PROMPT
Look for "uomini" in the listing below. Gather each line that contains it.
◆ ◆ ◆ ◆ ◆ ◆ ◆
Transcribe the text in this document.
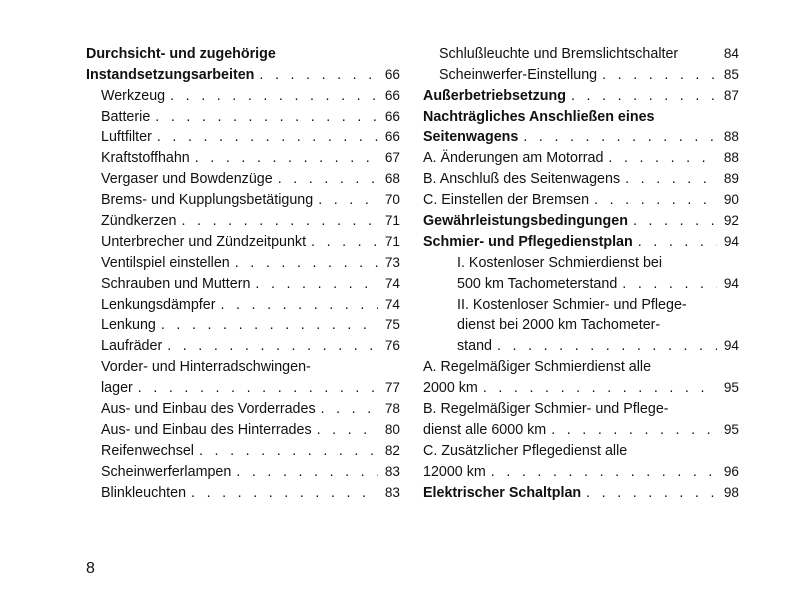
Durchsicht- und zugehörige
Instandsetzungsarbeiten . . .	66
Werkzeug . . .	66
Batterie . . .	66
Luftfilter . . .	66
Kraftstoffhahn . . .	67
Vergaser und Bowdenzüge . . .	68
Brems- und Kupplungsbetätigung . . .	70
Zündkerzen . . .	71
Unterbrecher und Zündzeitpunkt . . .	71
Ventilspiel einstellen . . .	73
Schrauben und Muttern . . .	74
Lenkungsdämpfer . . .	74
Lenkung . . .	75
Laufräder . . .	76
Vorder- und Hinterradschwingen-
lager . . .	77
Aus- und Einbau des Vorderrades . . .	78
Aus- und Einbau des Hinterrades . . .	80
Reifenwechsel . . .	82
Scheinwerferlampen . . .	83
Blinkleuchten . . .	83
Schlußleuchte und Bremslichtschalter	84
Scheinwerfer-Einstellung . . .	85
Außerbetriebsetzung . . .	87
Nachträgliches Anschließen eines
Seitenwagens . . .	88
A. Änderungen am Motorrad . . .	88
B. Anschluß des Seitenwagens . . .	89
C. Einstellen der Bremsen . . .	90
Gewährleistungsbedingungen . . .	92
Schmier- und Pflegedienstplan . . .	94
I. Kostenloser Schmierdienst bei
500 km Tachometerstand . . .	94
II. Kostenloser Schmier- und Pflege-
dienst bei 2000 km Tachometer-
stand . . .	94
A. Regelmäßiger Schmierdienst alle
2000 km . . .	95
B. Regelmäßiger Schmier- und Pflege-
dienst alle 6000 km . . .	95
C. Zusätzlicher Pflegedienst alle
12000 km . . .	96
Elektrischer Schaltplan . . .	98
8
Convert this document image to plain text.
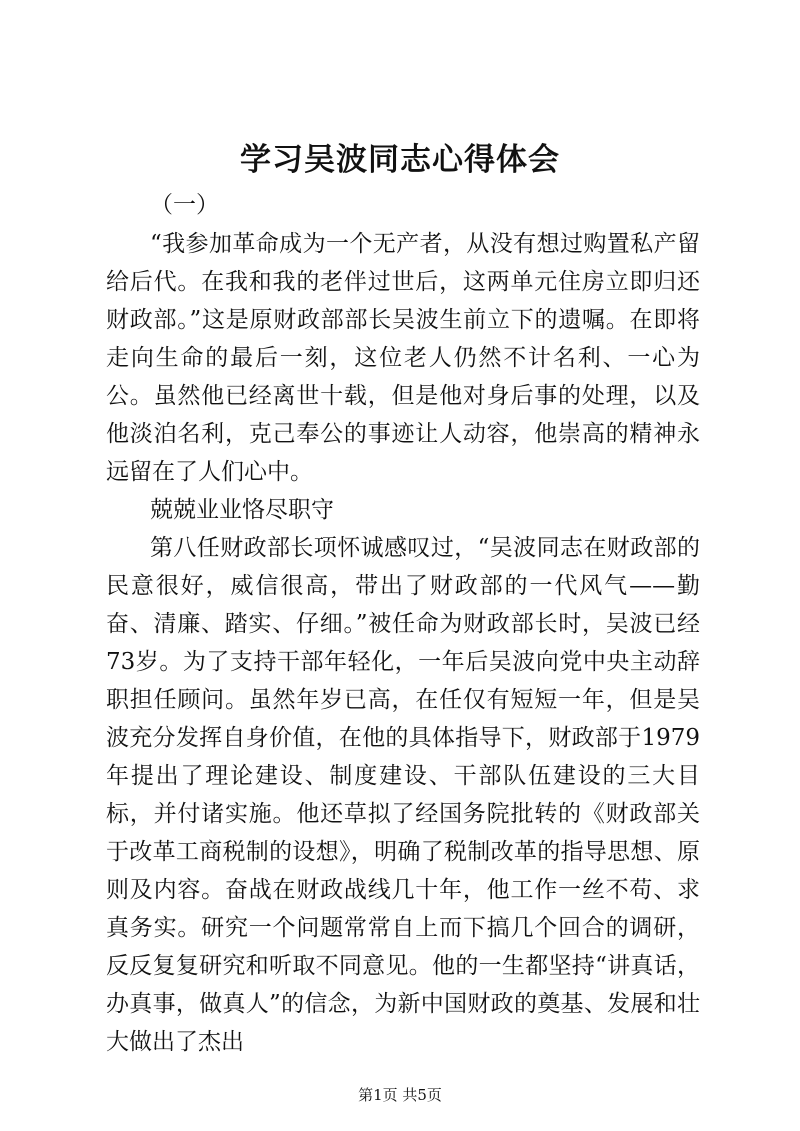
学习吴波同志心得体会
（一）

“我参加革命成为一个无产者，从没有想过购置私产留给后代。在我和我的老伴过世后，这两单元住房立即归还财政部。”这是原财政部部长吴波生前立下的遗嘱。在即将走向生命的最后一刻，这位老人仍然不计名利、一心为公。虽然他已经离世十载，但是他对身后事的处理，以及他淡泊名利，克己奉公的事迹让人动容，他崇高的精神永远留在了人们心中。

兢兢业业恪尽职守

第八任财政部长项怀诚感叹过，“吴波同志在财政部的民意很好，威信很高，带出了财政部的一代风气——勤奋、清廉、踏实、仔细。”被任命为财政部长时，吴波已经73岁。为了支持干部年轻化，一年后吴波向党中央主动辞职担任顾问。虽然年岁已高，在任仅有短短一年，但是吴波充分发挥自身价值，在他的具体指导下，财政部于1979年提出了理论建设、制度建设、干部队伍建设的三大目标，并付诸实施。他还草拟了经国务院批转的《财政部关于改革工商税制的设想》，明确了税制改革的指导思想、原则及内容。奋战在财政战线几十年，他工作一丝不苟、求真务实。研究一个问题常常自上而下搞几个回合的调研，反反复复研究和听取不同意见。他的一生都坚持“讲真话，办真事，做真人”的信念，为新中国财政的奠基、发展和壮大做出了杰出

第1页 共5页
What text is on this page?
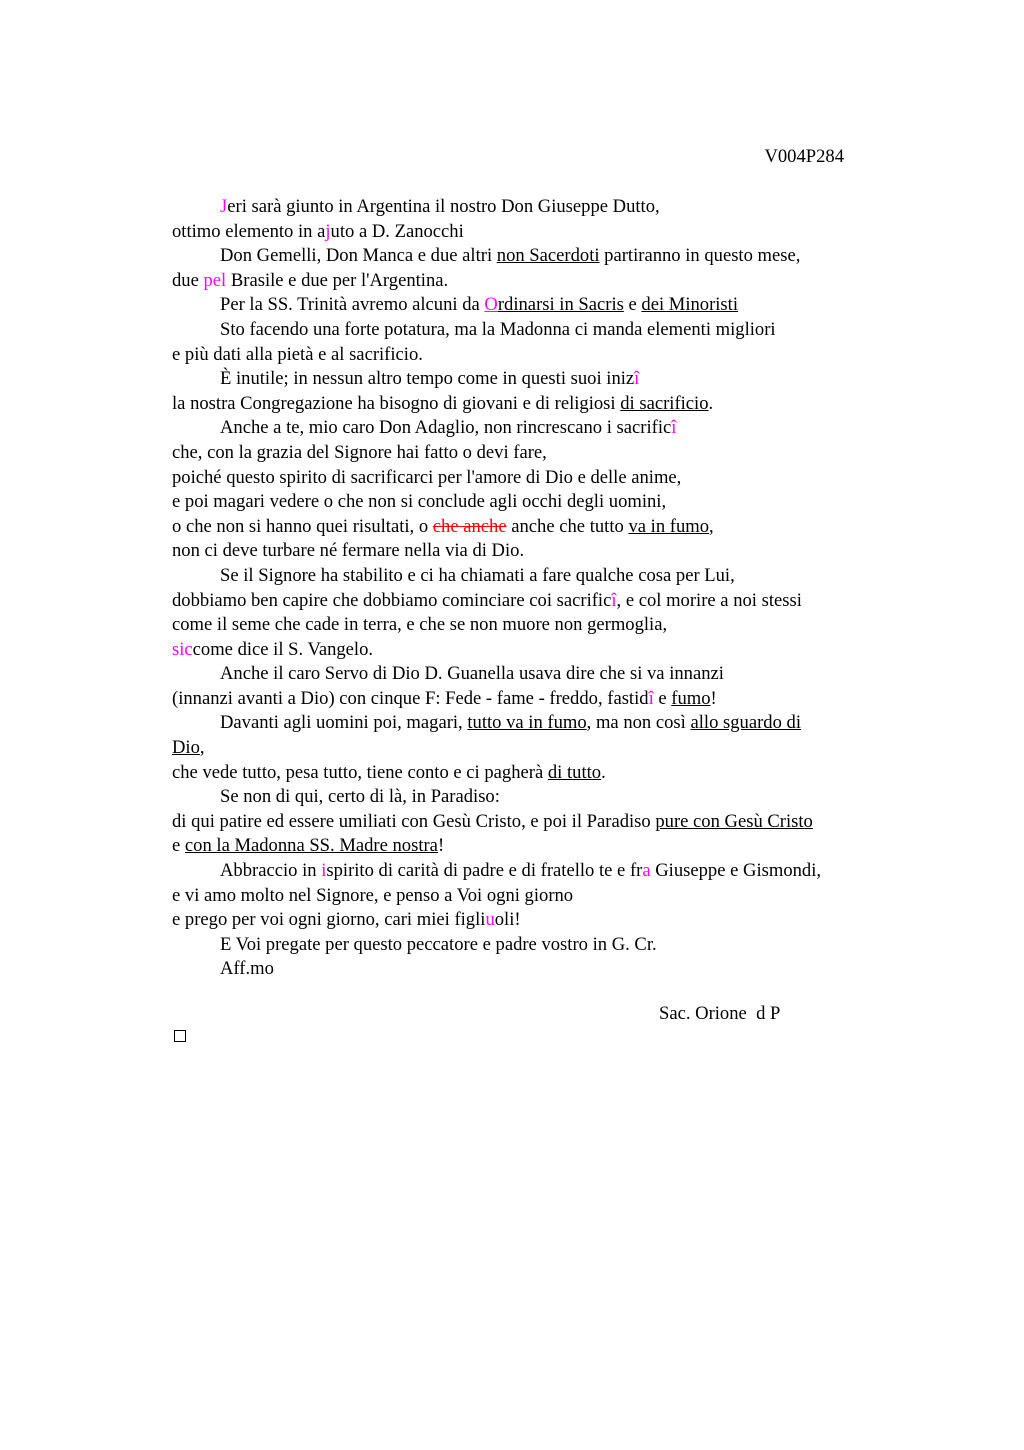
V004P284
Jeri sarà giunto in Argentina il nostro Don Giuseppe Dutto,
ottimo elemento in ajuto a D. Zanocchi
Don Gemelli, Don Manca e due altri non Sacerdoti partiranno in questo mese,
due pel Brasile e due per l'Argentina.
Per la SS. Trinità avremo alcuni da Ordinarsi in Sacris e dei Minoristi
Sto facendo una forte potatura, ma la Madonna ci manda elementi migliori
e più dati alla pietà e al sacrificio.
È inutile; in nessun altro tempo come in questi suoi inizî
la nostra Congregazione ha bisogno di giovani e di religiosi di sacrificio.
Anche a te, mio caro Don Adaglio, non rincrescano i sacrificî
che, con la grazia del Signore hai fatto o devi fare,
poiché questo spirito di sacrificarci per l'amore di Dio e delle anime,
e poi magari vedere o che non si conclude agli occhi degli uomini,
o che non si hanno quei risultati, o che anche anche che tutto va in fumo,
non ci deve turbare né fermare nella via di Dio.
Se il Signore ha stabilito e ci ha chiamati a fare qualche cosa per Lui,
dobbiamo ben capire che dobbiamo cominciare coi sacrificî, e col morire a noi stessi
come il seme che cade in terra, e che se non muore non germoglia,
siccome dice il S. Vangelo.
Anche il caro Servo di Dio D. Guanella usava dire che si va innanzi
(innanzi avanti a Dio) con cinque F: Fede - fame - freddo, fastidî e fumo!
Davanti agli uomini poi, magari, tutto va in fumo, ma non così allo sguardo di
Dio,
che vede tutto, pesa tutto, tiene conto e ci pagherà di tutto.
Se non di qui, certo di là, in Paradiso:
di qui patire ed essere umiliati con Gesù Cristo, e poi il Paradiso pure con Gesù Cristo
e con la Madonna SS. Madre nostra!
Abbraccio in ispirito di carità di padre e di fratello te e fra Giuseppe e Gismondi,
e vi amo molto nel Signore, e penso a Voi ogni giorno
e prego per voi ogni giorno, cari miei figliuoli!
E Voi pregate per questo peccatore e padre vostro in G. Cr.
Aff.mo
Sac. Orione  d P
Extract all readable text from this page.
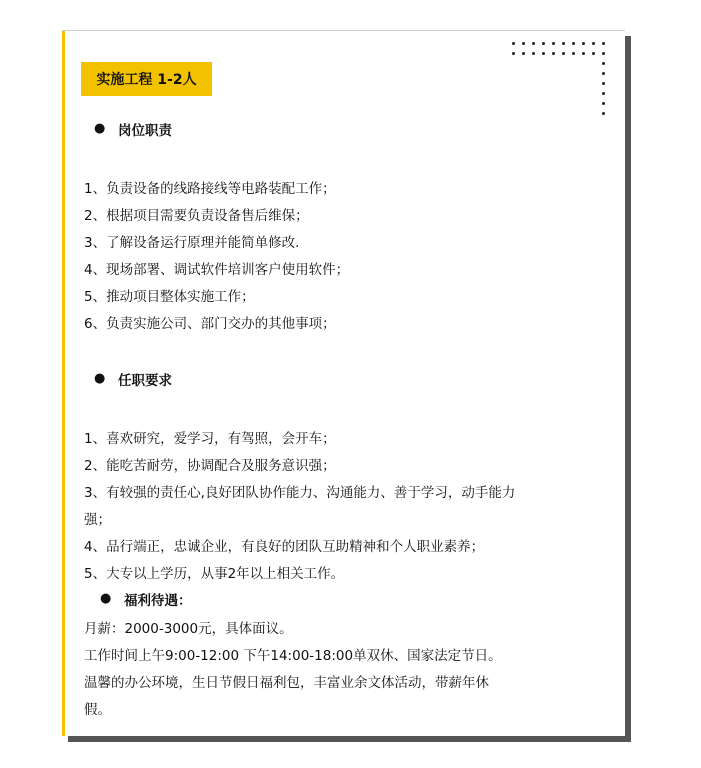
实施工程 1-2人
● 岗位职责
1、负责设备的线路接线等电路装配工作；
2、根据项目需要负责设备售后维保；
3、了解设备运行原理并能简单修改.
4、现场部署、调试软件培训客户使用软件；
5、推动项目整体实施工作；
6、负责实施公司、部门交办的其他事项；
● 任职要求
1、喜欢研究，爱学习，有驾照，会开车；
2、能吃苦耐劳，协调配合及服务意识强；
3、有较强的责任心,良好团队协作能力、沟通能力、善于学习，动手能力
强；
4、品行端正，忠诚企业，有良好的团队互助精神和个人职业素养；
5、大专以上学历，从事2年以上相关工作。
● 福利待遇：
月薪：2000-3000元，具体面议。
工作时间上午9:00-12:00 下午14:00-18:00单双休、国家法定节日。
温馨的办公环境，生日节假日福利包，丰富业余文体活动，带薪年休
假。
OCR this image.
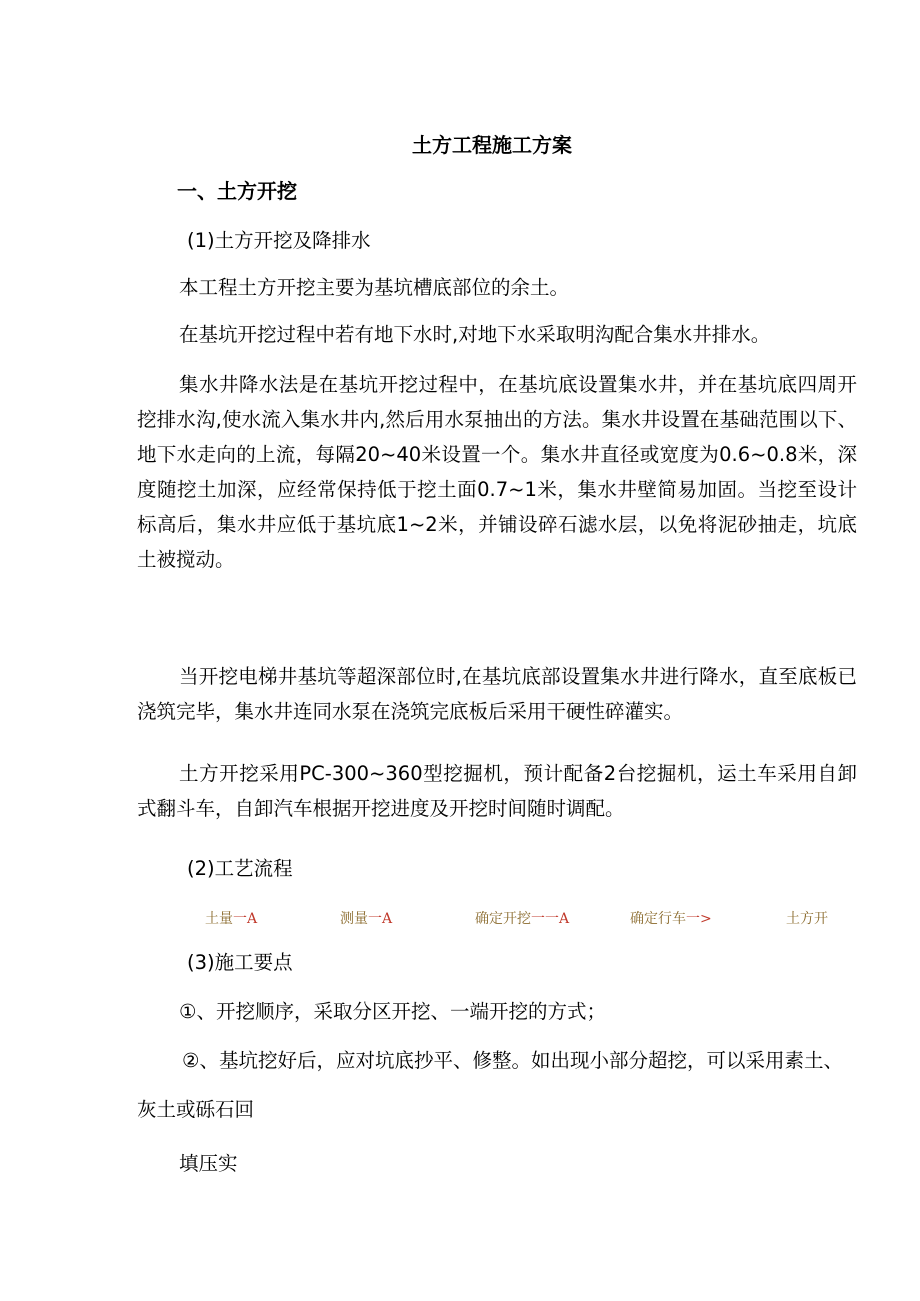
土方工程施工方案
一、土方开挖
(1)土方开挖及降排水
本工程土方开挖主要为基坑槽底部位的余土。
在基坑开挖过程中若有地下水时,对地下水采取明沟配合集水井排水。

集水井降水法是在基坑开挖过程中，在基坑底设置集水井，并在基坑底四周开挖排水沟,使水流入集水井内,然后用水泵抽出的方法。集水井设置在基础范围以下、地下水走向的上流，每隔20~40米设置一个。集水井直径或宽度为0.6~0.8米，深度随挖土加深，应经常保持低于挖土面0.7~1米，集水井壁简易加固。当挖至设计标高后，集水井应低于基坑底1~2米，并铺设碎石滤水层，以免将泥砂抽走，坑底土被搅动。

当开挖电梯井基坑等超深部位时,在基坑底部设置集水井进行降水，直至底板已浇筑完毕，集水井连同水泵在浇筑完底板后采用干硬性碎灌实。

土方开挖采用PC-300~360型挖掘机，预计配备2台挖掘机，运土车采用自卸式翻斗车，自卸汽车根据开挖进度及开挖时间随时调配。

(2)工艺流程
土量一A	测量一A	确定开挖一一A	确定行车一>	土方开
(3)施工要点
①、开挖顺序，采取分区开挖、一端开挖的方式；
②、基坑挖好后，应对坑底抄平、修整。如出现小部分超挖，可以采用素土、
灰土或砾石回
填压实
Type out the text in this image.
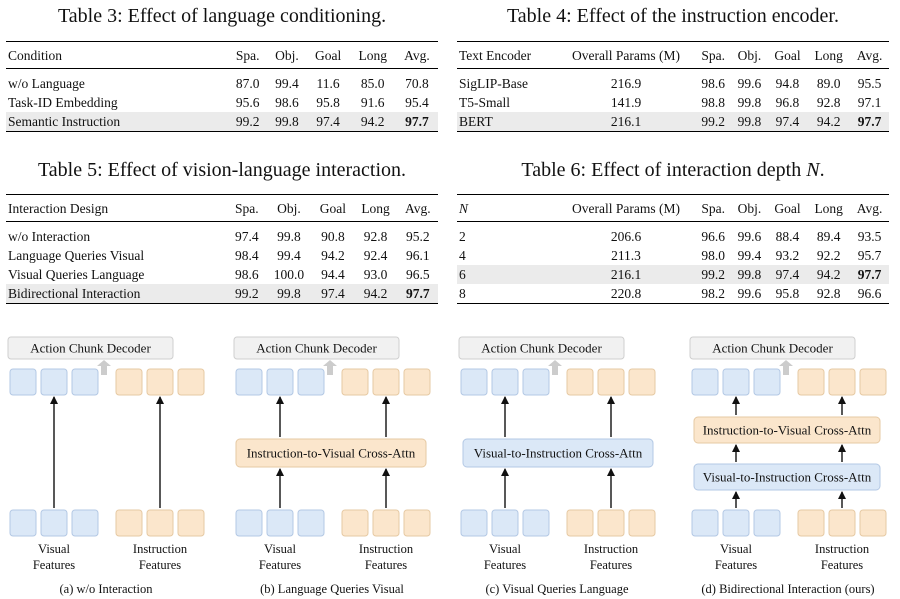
Table 3: Effect of language conditioning.
Condition	Spa.	Obj.	Goal	Long	Avg.
w/o Language	87.0	99.4	11.6	85.0	70.8
Task-ID Embedding	95.6	98.6	95.8	91.6	95.4
Semantic Instruction	99.2	99.8	97.4	94.2	97.7
Table 4: Effect of the instruction encoder.
Text Encoder	Overall Params (M)	Spa.	Obj.	Goal	Long	Avg.
SigLIP-Base	216.9	98.6	99.6	94.8	89.0	95.5
T5-Small	141.9	98.8	99.8	96.8	92.8	97.1
BERT	216.1	99.2	99.8	97.4	94.2	97.7
Table 5: Effect of vision-language interaction.
Interaction Design	Spa.	Obj.	Goal	Long	Avg.
w/o Interaction	97.4	99.8	90.8	92.8	95.2
Language Queries Visual	98.4	99.4	94.2	92.4	96.1
Visual Queries Language	98.6	100.0	94.4	93.0	96.5
Bidirectional Interaction	99.2	99.8	97.4	94.2	97.7
Table 6: Effect of interaction depth N.
N	Overall Params (M)	Spa.	Obj.	Goal	Long	Avg.
2	206.6	96.6	99.6	88.4	89.4	93.5
4	211.3	98.0	99.4	93.2	92.2	95.7
6	216.1	99.2	99.8	97.4	94.2	97.7
8	220.8	98.2	99.6	95.8	92.8	96.6
Action Chunk Decoder
Visual Features
Instruction Features
(a) w/o Interaction
Action Chunk Decoder
Visual Features
Instruction Features
(b) Language Queries Visual
Instruction-to-Visual Cross-Attn
Action Chunk Decoder
Visual Features
Instruction Features
(c) Visual Queries Language
Visual-to-Instruction Cross-Attn
Action Chunk Decoder
Visual Features
Instruction Features
(d) Bidirectional Interaction (ours)
Instruction-to-Visual Cross-Attn
Visual-to-Instruction Cross-Attn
◆ ◆ ◆ ◆ ◆ ◆ ◆
OUTPUT BELOW
e poi magari vedere o che non si conclude agli occhi degli uomini,
Davanti agli uomini poi, magari, tutto va in fumo, ma non così allo sguardo di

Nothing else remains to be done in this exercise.